### [Task objective]
Identify every line in the records below that contains the word "village", and reproduce each one.

— begin Provided material —

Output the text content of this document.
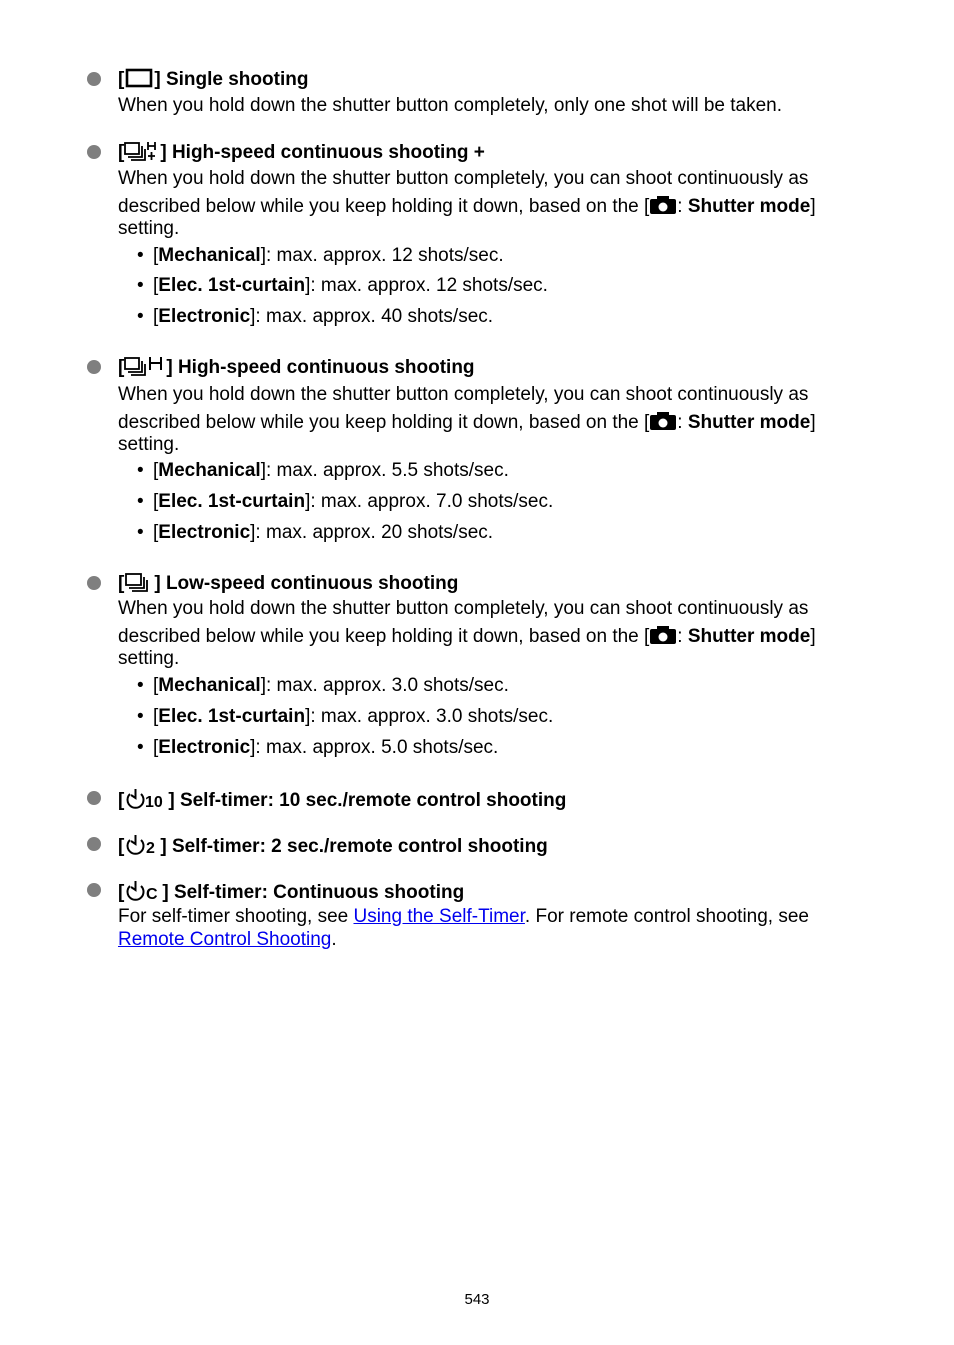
[ ] Single shooting
When you hold down the shutter button completely, only one shot will be taken.
[ ] High-speed continuous shooting +
When you hold down the shutter button completely, you can shoot continuously as
described below while you keep holding it down, based on the [ : Shutter mode]
setting.
• [Mechanical]: max. approx. 12 shots/sec.
• [Elec. 1st-curtain]: max. approx. 12 shots/sec.
• [Electronic]: max. approx. 40 shots/sec.
[ ] High-speed continuous shooting
When you hold down the shutter button completely, you can shoot continuously as
described below while you keep holding it down, based on the [ : Shutter mode]
setting.
• [Mechanical]: max. approx. 5.5 shots/sec.
• [Elec. 1st-curtain]: max. approx. 7.0 shots/sec.
• [Electronic]: max. approx. 20 shots/sec.
[ ] Low-speed continuous shooting
When you hold down the shutter button completely, you can shoot continuously as
described below while you keep holding it down, based on the [ : Shutter mode]
setting.
• [Mechanical]: max. approx. 3.0 shots/sec.
• [Elec. 1st-curtain]: max. approx. 3.0 shots/sec.
• [Electronic]: max. approx. 5.0 shots/sec.
[ 10 ] Self-timer: 10 sec./remote control shooting
[ 2 ] Self-timer: 2 sec./remote control shooting
[ C ] Self-timer: Continuous shooting
For self-timer shooting, see Using the Self-Timer. For remote control shooting, see
Remote Control Shooting.
543
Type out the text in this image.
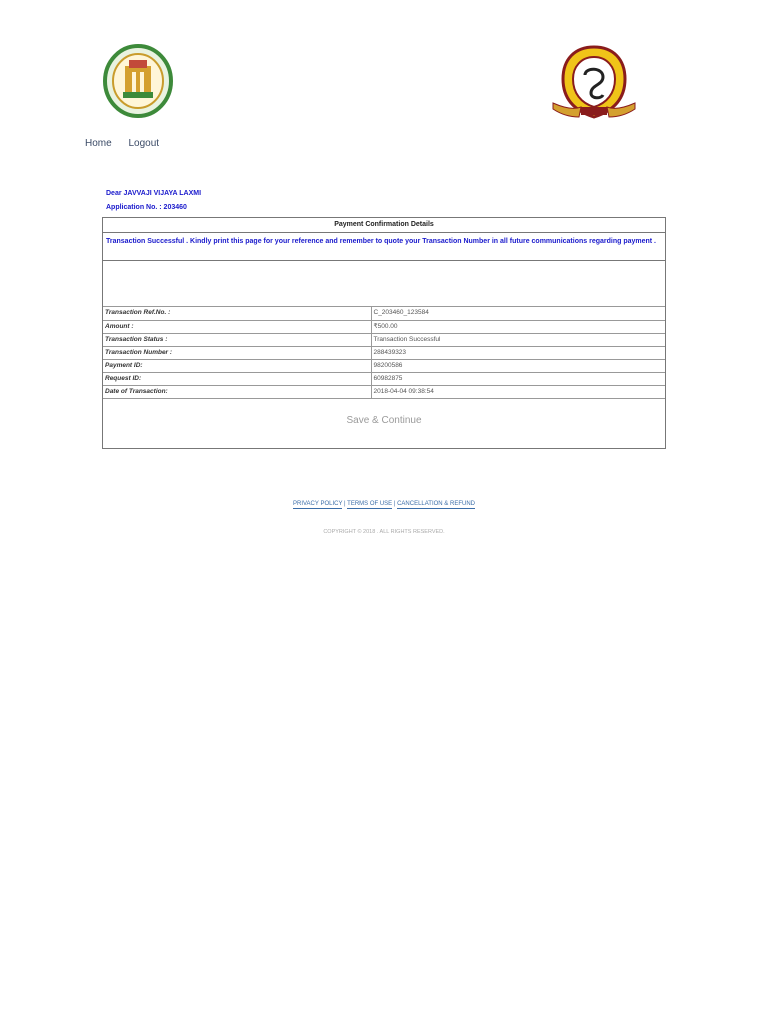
Home Logout
Dear JAVVAJI VIJAYA LAXMI
Application No. : 203460
Payment Confirmation Details
Transaction Successful . Kindly print this page for your reference and remember to quote your Transaction Number in all future communications regarding payment .
Transaction Ref.No. :	C_203460_123584
Amount :	₹500.00
Transaction Status :	Transaction Successful
Transaction Number :	288439323
Payment ID:	98200586
Request ID:	60982875
Date of Transaction:	2018-04-04 09:38:54
Save & Continue
PRIVACY POLICY | TERMS OF USE | CANCELLATION & REFUND
COPYRIGHT © 2018 . ALL RIGHTS RESERVED.
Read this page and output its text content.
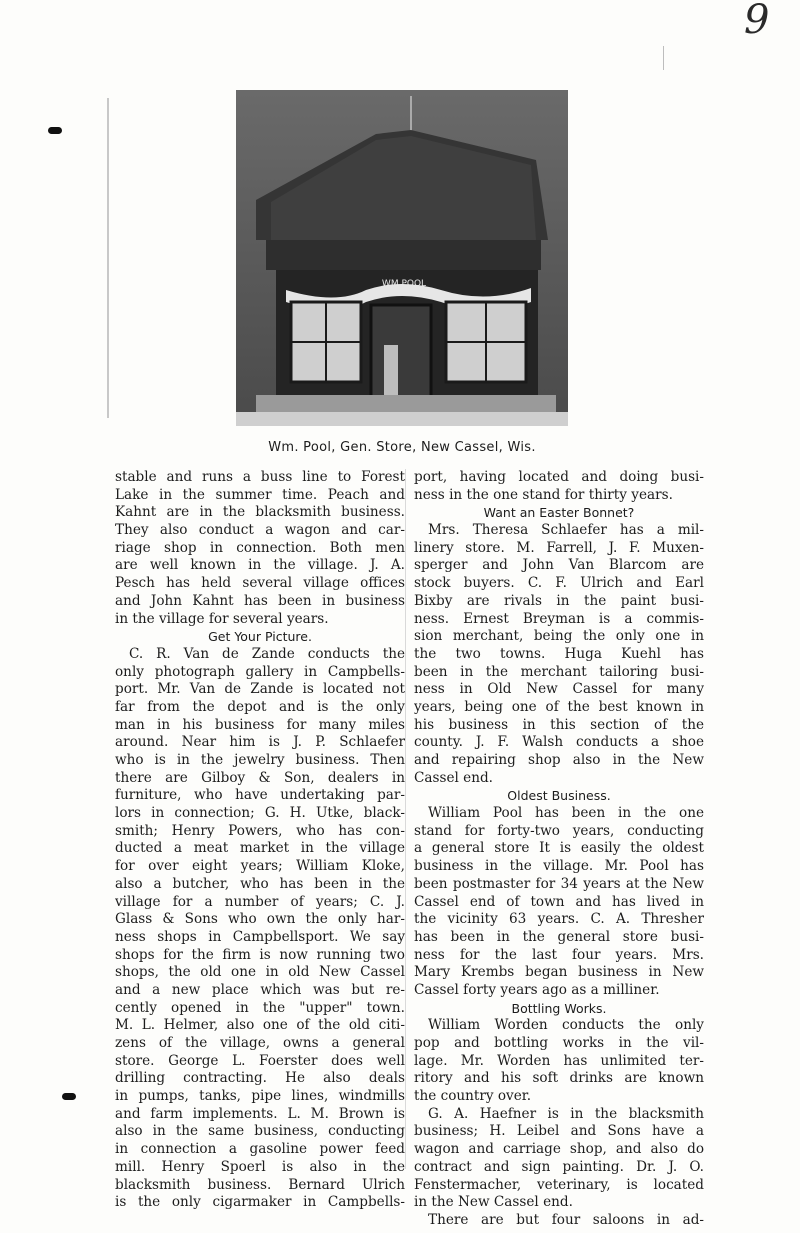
9
WM POOL
Wm. Pool, Gen. Store, New Cassel, Wis.
stable and runs a buss line to Forest
Lake in the summer time. Peach and
Kahnt are in the blacksmith business.
They also conduct a wagon and car-
riage shop in connection. Both men
are well known in the village. J. A.
Pesch has held several village offices
and John Kahnt has been in business
in the village for several years.
Get Your Picture.
C. R. Van de Zande conducts the
only photograph gallery in Campbells-
port. Mr. Van de Zande is located not
far from the depot and is the only
man in his business for many miles
around. Near him is J. P. Schlaefer
who is in the jewelry business. Then
there are Gilboy & Son, dealers in
furniture, who have undertaking par-
lors in connection; G. H. Utke, black-
smith; Henry Powers, who has con-
ducted a meat market in the village
for over eight years; William Kloke,
also a butcher, who has been in the
village for a number of years; C. J.
Glass & Sons who own the only har-
ness shops in Campbellsport. We say
shops for the firm is now running two
shops, the old one in old New Cassel
and a new place which was but re-
cently opened in the "upper" town.
M. L. Helmer, also one of the old citi-
zens of the village, owns a general
store. George L. Foerster does well
drilling contracting. He also deals
in pumps, tanks, pipe lines, windmills
and farm implements. L. M. Brown is
also in the same business, conducting
in connection a gasoline power feed
mill. Henry Spoerl is also in the
blacksmith business. Bernard Ulrich
is the only cigarmaker in Campbells-
port, having located and doing busi-
ness in the one stand for thirty years.
Want an Easter Bonnet?
Mrs. Theresa Schlaefer has a mil-
linery store. M. Farrell, J. F. Muxen-
sperger and John Van Blarcom are
stock buyers. C. F. Ulrich and Earl
Bixby are rivals in the paint busi-
ness. Ernest Breyman is a commis-
sion merchant, being the only one in
the two towns. Huga Kuehl has
been in the merchant tailoring busi-
ness in Old New Cassel for many
years, being one of the best known in
his business in this section of the
county. J. F. Walsh conducts a shoe
and repairing shop also in the New
Cassel end.
Oldest Business.
William Pool has been in the one
stand for forty-two years, conducting
a general store It is easily the oldest
business in the village. Mr. Pool has
been postmaster for 34 years at the New
Cassel end of town and has lived in
the vicinity 63 years. C. A. Thresher
has been in the general store busi-
ness for the last four years. Mrs.
Mary Krembs began business in New
Cassel forty years ago as a milliner.
Bottling Works.
William Worden conducts the only
pop and bottling works in the vil-
lage. Mr. Worden has unlimited ter-
ritory and his soft drinks are known
the country over.
G. A. Haefner is in the blacksmith
business; H. Leibel and Sons have a
wagon and carriage shop, and also do
contract and sign painting. Dr. J. O.
Fenstermacher, veterinary, is located
in the New Cassel end.
There are but four saloons in ad-
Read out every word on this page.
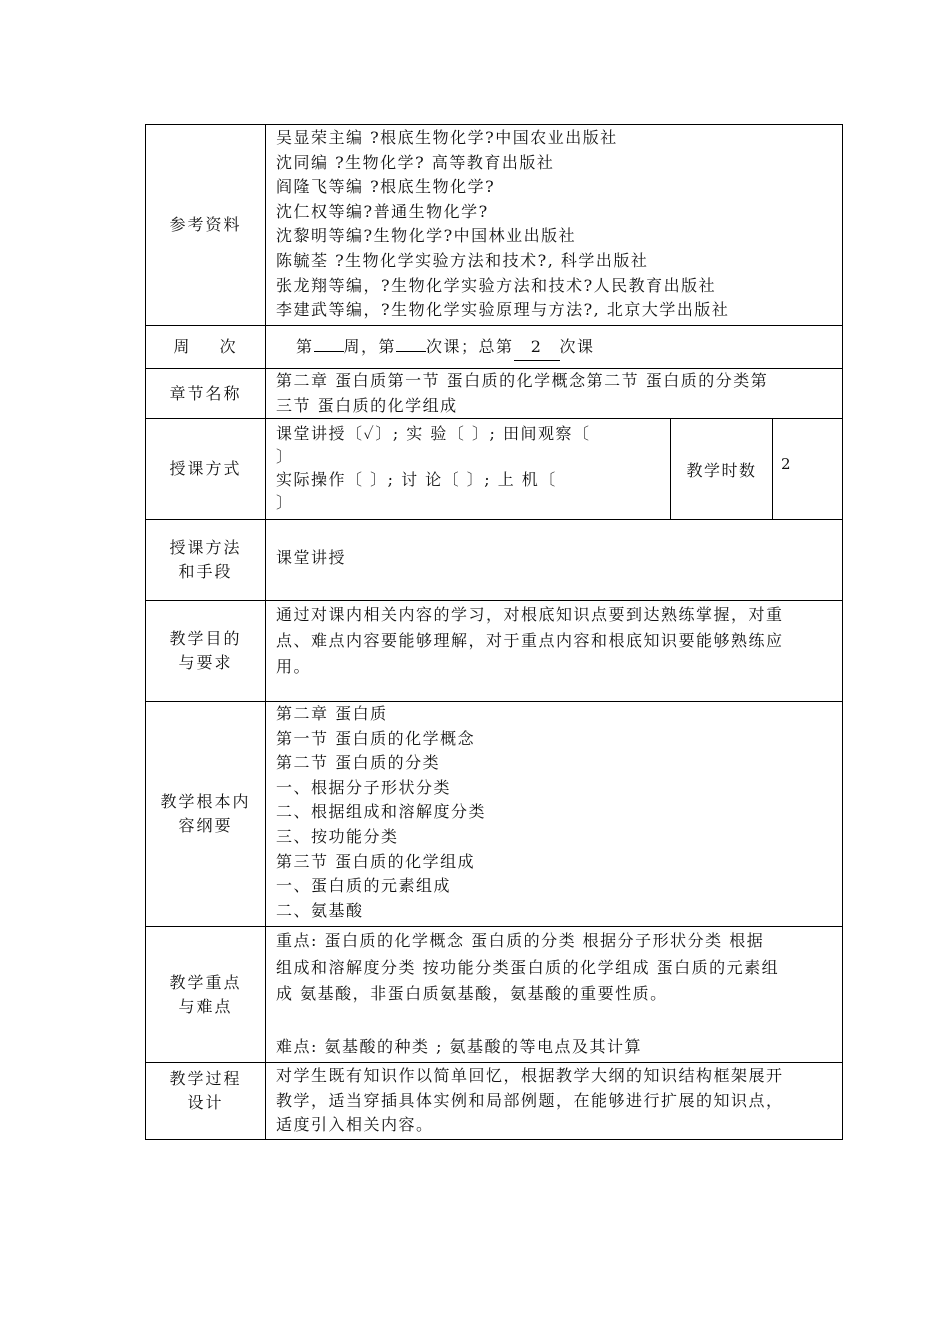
参考资料
吴显荣主编 ?根底生物化学?中国农业出版社
沈同编 ?生物化学? 高等教育出版社
阎隆飞等编 ?根底生物化学?
沈仁权等编?普通生物化学?
沈黎明等编?生物化学?中国林业出版社
陈毓荃 ?生物化学实验方法和技术?, 科学出版社
张龙翔等编，?生物化学实验方法和技术?人民教育出版社
李建武等编，?生物化学实验原理与方法?, 北京大学出版社
周    次	第 周，第 次课；总第 2 次课
章节名称
第二章 蛋白质第一节 蛋白质的化学概念第二节 蛋白质的分类第
三节 蛋白质的化学组成
授课方式
课堂讲授〔✓〕; 实 验〔 〕; 田间观察〔
〕
实际操作〔 〕; 讨 论〔 〕; 上 机〔
〕
教学时数	2
授课方法
和手段
课堂讲授
教学目的
与要求
通过对课内相关内容的学习，对根底知识点要到达熟练掌握，对重
点、难点内容要能够理解，对于重点内容和根底知识要能够熟练应
用。
教学根本内
容纲要
第二章 蛋白质
第一节 蛋白质的化学概念
第二节 蛋白质的分类
一、根据分子形状分类
二、根据组成和溶解度分类
三、按功能分类
第三节 蛋白质的化学组成
一、蛋白质的元素组成
二、氨基酸
教学重点
与难点
重点: 蛋白质的化学概念 蛋白质的分类 根据分子形状分类 根据
组成和溶解度分类 按功能分类蛋白质的化学组成 蛋白质的元素组
成 氨基酸，非蛋白质氨基酸，氨基酸的重要性质。
难点: 氨基酸的种类 ; 氨基酸的等电点及其计算
教学过程
设计
对学生既有知识作以简单回忆，根据教学大纲的知识结构框架展开
教学，适当穿插具体实例和局部例题，在能够进行扩展的知识点，
适度引入相关内容。
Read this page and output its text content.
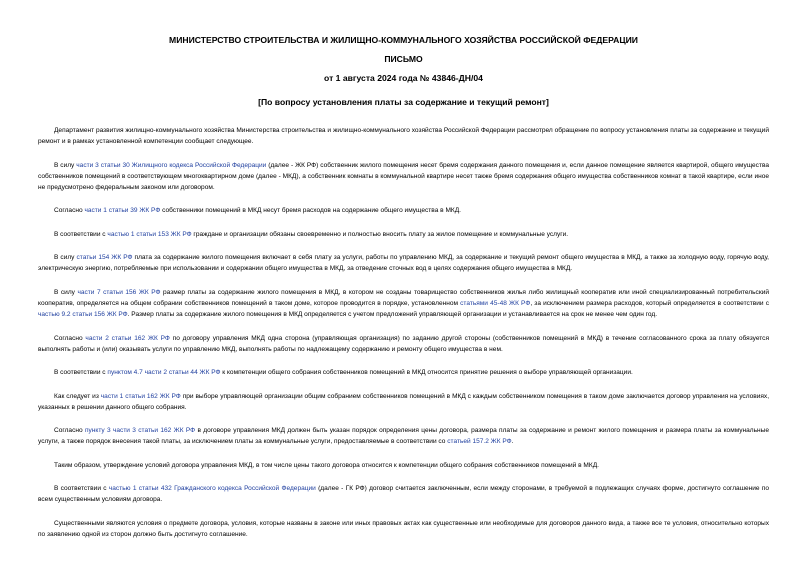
МИНИСТЕРСТВО СТРОИТЕЛЬСТВА И ЖИЛИЩНО-КОММУНАЛЬНОГО ХОЗЯЙСТВА РОССИЙСКОЙ ФЕДЕРАЦИИ

ПИСЬМО

от 1 августа 2024 года № 43846-ДН/04

[По вопросу установления платы за содержание и текущий ремонт]

Департамент развития жилищно-коммунального хозяйства Министерства строительства и жилищно-коммунального хозяйства Российской Федерации рассмотрел обращение по вопросу установления платы за содержание и текущий ремонт и в рамках установленной компетенции сообщает следующее.

В силу части 3 статьи 30 Жилищного кодекса Российской Федерации (далее - ЖК РФ) собственник жилого помещения несет бремя содержания данного помещения и, если данное помещение является квартирой, общего имущества собственников помещений в соответствующем многоквартирном доме (далее - МКД), а собственник комнаты в коммунальной квартире несет также бремя содержания общего имущества собственников комнат в такой квартире, если иное не предусмотрено федеральным законом или договором.

Согласно части 1 статьи 39 ЖК РФ собственники помещений в МКД несут бремя расходов на содержание общего имущества в МКД.

В соответствии с частью 1 статьи 153 ЖК РФ граждане и организации обязаны своевременно и полностью вносить плату за жилое помещение и коммунальные услуги.

В силу статьи 154 ЖК РФ плата за содержание жилого помещения включает в себя плату за услуги, работы по управлению МКД, за содержание и текущий ремонт общего имущества в МКД, а также за холодную воду, горячую воду, электрическую энергию, потребляемые при использовании и содержании общего имущества в МКД, за отведение сточных вод в целях содержания общего имущества в МКД.

В силу части 7 статьи 156 ЖК РФ размер платы за содержание жилого помещения в МКД, в котором не созданы товарищество собственников жилья либо жилищный кооператив или иной специализированный потребительский кооператив, определяется на общем собрании собственников помещений в таком доме, которое проводится в порядке, установленном статьями 45-48 ЖК РФ, за исключением размера расходов, который определяется в соответствии с частью 9.2 статьи 156 ЖК РФ. Размер платы за содержание жилого помещения в МКД определяется с учетом предложений управляющей организации и устанавливается на срок не менее чем один год.

Согласно части 2 статьи 162 ЖК РФ по договору управления МКД одна сторона (управляющая организация) по заданию другой стороны (собственников помещений в МКД) в течение согласованного срока за плату обязуется выполнять работы и (или) оказывать услуги по управлению МКД, выполнять работы по надлежащему содержанию и ремонту общего имущества в нем.

В соответствии с пунктом 4.7 части 2 статьи 44 ЖК РФ к компетенции общего собрания собственников помещений в МКД относится принятие решения о выборе управляющей организации.

Как следует из части 1 статьи 162 ЖК РФ при выборе управляющей организации общим собранием собственников помещений в МКД с каждым собственником помещения в таком доме заключается договор управления на условиях, указанных в решении данного общего собрания.

Согласно пункту 3 части 3 статьи 162 ЖК РФ в договоре управления МКД должен быть указан порядок определения цены договора, размера платы за содержание и ремонт жилого помещения и размера платы за коммунальные услуги, а также порядок внесения такой платы, за исключением платы за коммунальные услуги, предоставляемые в соответствии со статьей 157.2 ЖК РФ.

Таким образом, утверждение условий договора управления МКД, в том числе цены такого договора относится к компетенции общего собрания собственников помещений в МКД.

В соответствии с частью 1 статьи 432 Гражданского кодекса Российской Федерации (далее - ГК РФ) договор считается заключенным, если между сторонами, в требуемой в подлежащих случаях форме, достигнуто соглашение по всем существенным условиям договора.

Существенными являются условия о предмете договора, условия, которые названы в законе или иных правовых актах как существенные или необходимые для договоров данного вида, а также все те условия, относительно которых по заявлению одной из сторон должно быть достигнуто соглашение.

— end Provided material —

### [Result of this task]
are well known in the village. J. A.
Pesch has held several village offices
in the village for several years.
ducted a meat market in the village
village for a number of years; C. J.
zens of the village, owns a general
business in the village. Mr. Pool has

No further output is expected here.